WRITTEN TASK |
Repeat each record exactly. Any picture gets left out.

GIVEN RECORDS |
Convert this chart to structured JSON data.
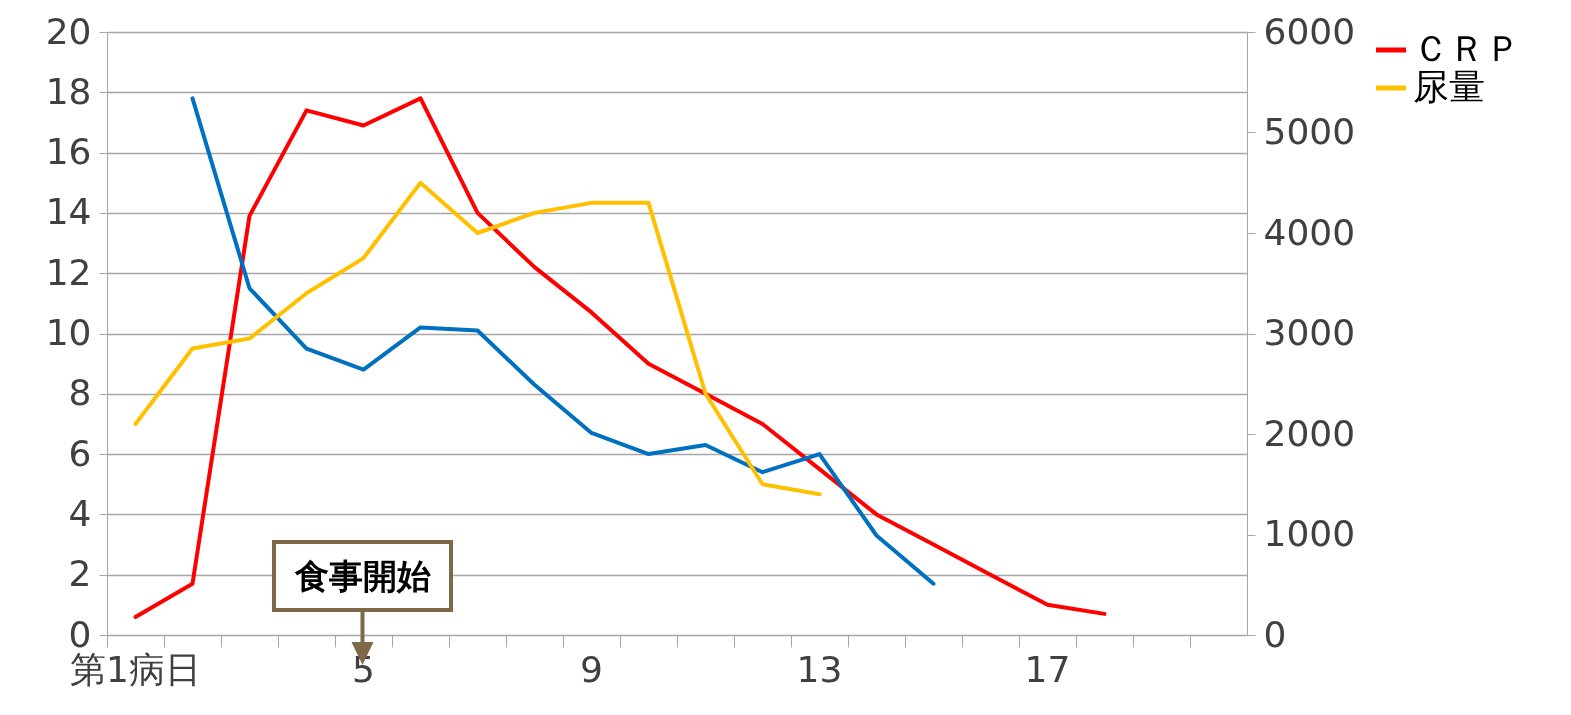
{
  "chart_data": {
    "type": "line",
    "categories": [
      "第1病日",
      null,
      null,
      null,
      "5",
      null,
      null,
      null,
      "9",
      null,
      null,
      null,
      "13",
      null,
      null,
      null,
      "17",
      null,
      null,
      null
    ],
    "series": [
      {
        "name": "ＣＲＰ",
        "color": "#ff0000",
        "values": [
          0.6,
          1.7,
          13.9,
          17.4,
          16.9,
          17.8,
          14.0,
          12.2,
          10.7,
          9.0,
          8.0,
          7.0,
          5.5,
          4.0,
          3.0,
          2.0,
          1.0,
          0.7,
          null,
          null
        ]
      },
      {
        "name": "尿量",
        "color": "#ffc000",
        "axis": "y2",
        "values": [
          2100,
          2850,
          2950,
          3400,
          3750,
          4500,
          4000,
          4200,
          4300,
          4300,
          2400,
          1500,
          1400,
          null,
          null,
          null,
          null,
          null,
          null,
          null
        ]
      },
      {
        "color": "#0070c0",
        "values": [
          null,
          17.8,
          11.5,
          9.5,
          8.8,
          10.2,
          10.1,
          8.3,
          6.7,
          6.0,
          6.3,
          5.4,
          6.0,
          3.3,
          1.7,
          null,
          null,
          null,
          null,
          null
        ]
      }
    ],
    "ylim": [
      0,
      20
    ],
    "yticks": [
      0,
      2,
      4,
      6,
      8,
      10,
      12,
      14,
      16,
      18,
      20
    ],
    "y2lim": [
      0,
      6000
    ],
    "y2ticks": [
      0,
      1000,
      2000,
      3000,
      4000,
      5000,
      6000
    ],
    "grid": "y",
    "legend": "right",
    "annotations": [
      "食事開始"
    ]
  }
}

RESULT OF THIS TASK |
Convert this chart to structured JSON data.
{
  "chart_data": {
    "type": "line",
    "categories": [
      "第1病日",
      null,
      null,
      null,
      "5",
      null,
      null,
      null,
      "9",
      null,
      null,
      null,
      "13",
      null,
      null,
      null,
      "17",
      null,
      null,
      null
    ],
    "series": [
      {
        "name": "ＣＲＰ",
        "color": "#ff0000",
        "values": [
          0.6,
          1.7,
          13.9,
          17.4,
          16.9,
          17.8,
          14.0,
          12.2,
          10.7,
          9.0,
          8.0,
          7.0,
          5.5,
          4.0,
          3.0,
          2.0,
          1.0,
          0.7,
          null,
          null
        ]
      },
      {
        "name": "尿量",
        "color": "#ffc000",
        "axis": "y2",
        "values": [
          2100,
          2850,
          2950,
          3400,
          3750,
          4500,
          4000,
          4200,
          4300,
          4300,
          2400,
          1500,
          1400,
          null,
          null,
          null,
          null,
          null,
          null,
          null
        ]
      },
      {
        "color": "#0070c0",
        "values": [
          null,
          17.8,
          11.5,
          9.5,
          8.8,
          10.2,
          10.1,
          8.3,
          6.7,
          6.0,
          6.3,
          5.4,
          6.0,
          3.3,
          1.7,
          null,
          null,
          null,
          null,
          null
        ]
      }
    ],
    "ylim": [
      0,
      20
    ],
    "yticks": [
      0,
      2,
      4,
      6,
      8,
      10,
      12,
      14,
      16,
      18,
      20
    ],
    "y2lim": [
      0,
      6000
    ],
    "y2ticks": [
      0,
      1000,
      2000,
      3000,
      4000,
      5000,
      6000
    ],
    "grid": "y",
    "legend": "right",
    "annotations": [
      "食事開始"
    ]
  }
}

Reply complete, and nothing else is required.